§ THE INPUT
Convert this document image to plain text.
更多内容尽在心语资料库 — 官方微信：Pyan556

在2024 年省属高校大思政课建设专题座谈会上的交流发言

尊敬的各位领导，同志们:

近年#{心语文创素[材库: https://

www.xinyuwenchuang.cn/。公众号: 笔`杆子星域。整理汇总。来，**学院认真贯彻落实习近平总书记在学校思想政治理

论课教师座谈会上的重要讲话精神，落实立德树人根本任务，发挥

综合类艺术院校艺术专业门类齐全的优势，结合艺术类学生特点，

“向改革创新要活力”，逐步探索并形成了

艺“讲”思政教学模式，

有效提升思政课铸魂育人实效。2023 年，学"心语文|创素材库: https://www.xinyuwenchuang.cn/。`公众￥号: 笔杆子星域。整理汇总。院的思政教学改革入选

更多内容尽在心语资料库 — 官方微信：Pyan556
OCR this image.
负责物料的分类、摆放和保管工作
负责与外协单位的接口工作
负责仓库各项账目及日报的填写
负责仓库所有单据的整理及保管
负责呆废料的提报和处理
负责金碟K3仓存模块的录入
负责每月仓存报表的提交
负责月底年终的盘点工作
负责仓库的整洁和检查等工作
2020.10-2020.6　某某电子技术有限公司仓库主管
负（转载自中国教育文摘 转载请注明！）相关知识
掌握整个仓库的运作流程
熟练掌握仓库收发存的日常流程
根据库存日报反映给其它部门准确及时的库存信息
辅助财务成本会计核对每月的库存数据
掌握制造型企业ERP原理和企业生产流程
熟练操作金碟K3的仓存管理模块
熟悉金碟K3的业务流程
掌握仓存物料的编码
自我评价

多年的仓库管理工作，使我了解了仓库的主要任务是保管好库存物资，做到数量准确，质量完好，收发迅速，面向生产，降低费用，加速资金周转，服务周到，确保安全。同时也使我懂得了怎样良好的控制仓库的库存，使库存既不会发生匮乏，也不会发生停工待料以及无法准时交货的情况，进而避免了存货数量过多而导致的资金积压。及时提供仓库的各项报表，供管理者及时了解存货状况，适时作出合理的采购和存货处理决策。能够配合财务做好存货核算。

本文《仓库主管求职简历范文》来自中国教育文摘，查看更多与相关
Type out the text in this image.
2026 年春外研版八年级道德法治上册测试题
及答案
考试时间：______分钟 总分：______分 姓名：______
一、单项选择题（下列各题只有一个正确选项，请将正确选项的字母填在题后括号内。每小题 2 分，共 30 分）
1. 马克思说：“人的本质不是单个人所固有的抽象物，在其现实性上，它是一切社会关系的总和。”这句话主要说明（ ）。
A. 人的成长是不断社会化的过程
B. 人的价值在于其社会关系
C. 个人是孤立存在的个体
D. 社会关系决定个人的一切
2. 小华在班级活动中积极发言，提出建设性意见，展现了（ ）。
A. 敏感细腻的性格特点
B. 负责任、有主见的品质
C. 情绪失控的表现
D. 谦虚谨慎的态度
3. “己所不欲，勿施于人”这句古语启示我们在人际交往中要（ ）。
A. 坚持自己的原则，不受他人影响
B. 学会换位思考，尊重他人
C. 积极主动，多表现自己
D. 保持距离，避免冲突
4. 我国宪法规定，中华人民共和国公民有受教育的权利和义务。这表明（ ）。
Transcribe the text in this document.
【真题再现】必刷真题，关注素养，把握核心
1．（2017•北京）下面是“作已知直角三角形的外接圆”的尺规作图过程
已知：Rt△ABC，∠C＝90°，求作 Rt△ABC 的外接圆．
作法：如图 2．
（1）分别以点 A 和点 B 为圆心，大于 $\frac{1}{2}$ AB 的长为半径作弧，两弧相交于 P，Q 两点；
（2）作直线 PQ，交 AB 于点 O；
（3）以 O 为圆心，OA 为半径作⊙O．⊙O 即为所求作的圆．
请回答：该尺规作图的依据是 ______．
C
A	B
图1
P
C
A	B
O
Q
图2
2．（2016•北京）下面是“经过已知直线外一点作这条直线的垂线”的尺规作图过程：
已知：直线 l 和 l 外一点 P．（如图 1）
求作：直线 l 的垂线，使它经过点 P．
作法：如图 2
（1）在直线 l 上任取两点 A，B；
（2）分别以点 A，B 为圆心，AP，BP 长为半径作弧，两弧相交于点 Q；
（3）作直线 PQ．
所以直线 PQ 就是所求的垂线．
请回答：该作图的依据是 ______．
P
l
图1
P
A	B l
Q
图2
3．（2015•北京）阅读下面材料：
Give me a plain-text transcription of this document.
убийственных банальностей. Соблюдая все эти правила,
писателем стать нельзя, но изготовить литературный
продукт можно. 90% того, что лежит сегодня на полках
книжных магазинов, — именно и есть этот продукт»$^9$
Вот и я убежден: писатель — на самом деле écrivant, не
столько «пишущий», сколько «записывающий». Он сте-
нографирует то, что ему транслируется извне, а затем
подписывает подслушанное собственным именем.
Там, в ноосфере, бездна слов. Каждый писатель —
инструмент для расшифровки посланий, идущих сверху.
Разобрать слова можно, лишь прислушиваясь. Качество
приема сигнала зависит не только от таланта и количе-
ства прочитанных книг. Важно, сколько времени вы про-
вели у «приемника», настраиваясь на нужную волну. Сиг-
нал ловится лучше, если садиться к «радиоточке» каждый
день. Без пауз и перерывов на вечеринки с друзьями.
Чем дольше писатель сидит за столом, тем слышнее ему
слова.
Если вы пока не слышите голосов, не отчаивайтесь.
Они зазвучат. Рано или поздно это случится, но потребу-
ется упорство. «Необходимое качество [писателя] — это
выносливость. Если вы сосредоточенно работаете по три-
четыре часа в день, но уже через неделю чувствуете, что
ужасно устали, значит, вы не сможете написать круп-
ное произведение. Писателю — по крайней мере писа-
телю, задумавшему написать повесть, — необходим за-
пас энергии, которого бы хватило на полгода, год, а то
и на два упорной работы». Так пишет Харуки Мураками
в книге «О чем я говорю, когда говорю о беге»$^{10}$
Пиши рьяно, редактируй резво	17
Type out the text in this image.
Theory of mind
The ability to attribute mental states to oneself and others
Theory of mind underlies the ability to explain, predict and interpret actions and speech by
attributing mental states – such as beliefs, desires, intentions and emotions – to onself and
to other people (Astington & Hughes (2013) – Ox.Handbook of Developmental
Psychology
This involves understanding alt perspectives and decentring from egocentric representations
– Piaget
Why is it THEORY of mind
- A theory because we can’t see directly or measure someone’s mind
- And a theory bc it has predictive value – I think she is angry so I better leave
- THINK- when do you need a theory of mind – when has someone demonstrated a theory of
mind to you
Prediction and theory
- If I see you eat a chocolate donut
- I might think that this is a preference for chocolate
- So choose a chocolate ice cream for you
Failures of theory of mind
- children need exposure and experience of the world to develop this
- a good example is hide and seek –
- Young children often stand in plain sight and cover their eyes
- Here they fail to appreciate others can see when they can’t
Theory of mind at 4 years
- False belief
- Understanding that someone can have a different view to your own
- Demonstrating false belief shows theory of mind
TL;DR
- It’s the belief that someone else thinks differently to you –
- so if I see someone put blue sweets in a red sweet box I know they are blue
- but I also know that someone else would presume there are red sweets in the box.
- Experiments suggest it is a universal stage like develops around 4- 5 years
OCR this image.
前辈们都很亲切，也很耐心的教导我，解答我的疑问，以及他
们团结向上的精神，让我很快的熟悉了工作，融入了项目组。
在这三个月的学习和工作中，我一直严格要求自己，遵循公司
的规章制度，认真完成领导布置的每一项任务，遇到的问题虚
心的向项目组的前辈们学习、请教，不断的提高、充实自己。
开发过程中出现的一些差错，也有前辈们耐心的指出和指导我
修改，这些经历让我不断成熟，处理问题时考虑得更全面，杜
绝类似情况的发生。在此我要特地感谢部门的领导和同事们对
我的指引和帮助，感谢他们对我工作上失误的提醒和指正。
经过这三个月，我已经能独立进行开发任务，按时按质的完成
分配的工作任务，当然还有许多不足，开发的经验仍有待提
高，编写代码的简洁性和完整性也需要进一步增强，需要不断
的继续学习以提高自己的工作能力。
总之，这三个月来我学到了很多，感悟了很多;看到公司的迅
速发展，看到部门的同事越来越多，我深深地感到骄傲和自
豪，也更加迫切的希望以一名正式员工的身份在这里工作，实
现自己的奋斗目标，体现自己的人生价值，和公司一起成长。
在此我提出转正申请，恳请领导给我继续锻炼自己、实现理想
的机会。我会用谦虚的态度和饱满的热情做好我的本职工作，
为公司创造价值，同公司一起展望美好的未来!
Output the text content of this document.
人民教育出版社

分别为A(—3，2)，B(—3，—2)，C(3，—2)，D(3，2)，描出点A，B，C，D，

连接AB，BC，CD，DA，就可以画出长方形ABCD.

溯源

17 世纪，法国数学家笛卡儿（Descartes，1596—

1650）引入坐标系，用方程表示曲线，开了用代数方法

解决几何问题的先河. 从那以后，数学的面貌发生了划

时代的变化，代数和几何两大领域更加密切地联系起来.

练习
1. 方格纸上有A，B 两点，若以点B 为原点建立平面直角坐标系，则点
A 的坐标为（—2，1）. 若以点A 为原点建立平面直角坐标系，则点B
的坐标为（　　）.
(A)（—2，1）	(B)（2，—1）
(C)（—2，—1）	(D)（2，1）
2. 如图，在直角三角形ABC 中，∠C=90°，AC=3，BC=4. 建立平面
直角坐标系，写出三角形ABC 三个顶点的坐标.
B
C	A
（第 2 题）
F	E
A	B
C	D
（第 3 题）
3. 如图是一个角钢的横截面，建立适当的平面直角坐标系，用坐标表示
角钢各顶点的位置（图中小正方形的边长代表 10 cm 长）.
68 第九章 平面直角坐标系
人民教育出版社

§ EXERCISE
Leave out every line without the string "document" and copy the rest.

§ FINAL RESULT
Convert this document image to plain text.
Transcribe the text in this document.
Give me a plain-text transcription of this document.
Output the text content of this document.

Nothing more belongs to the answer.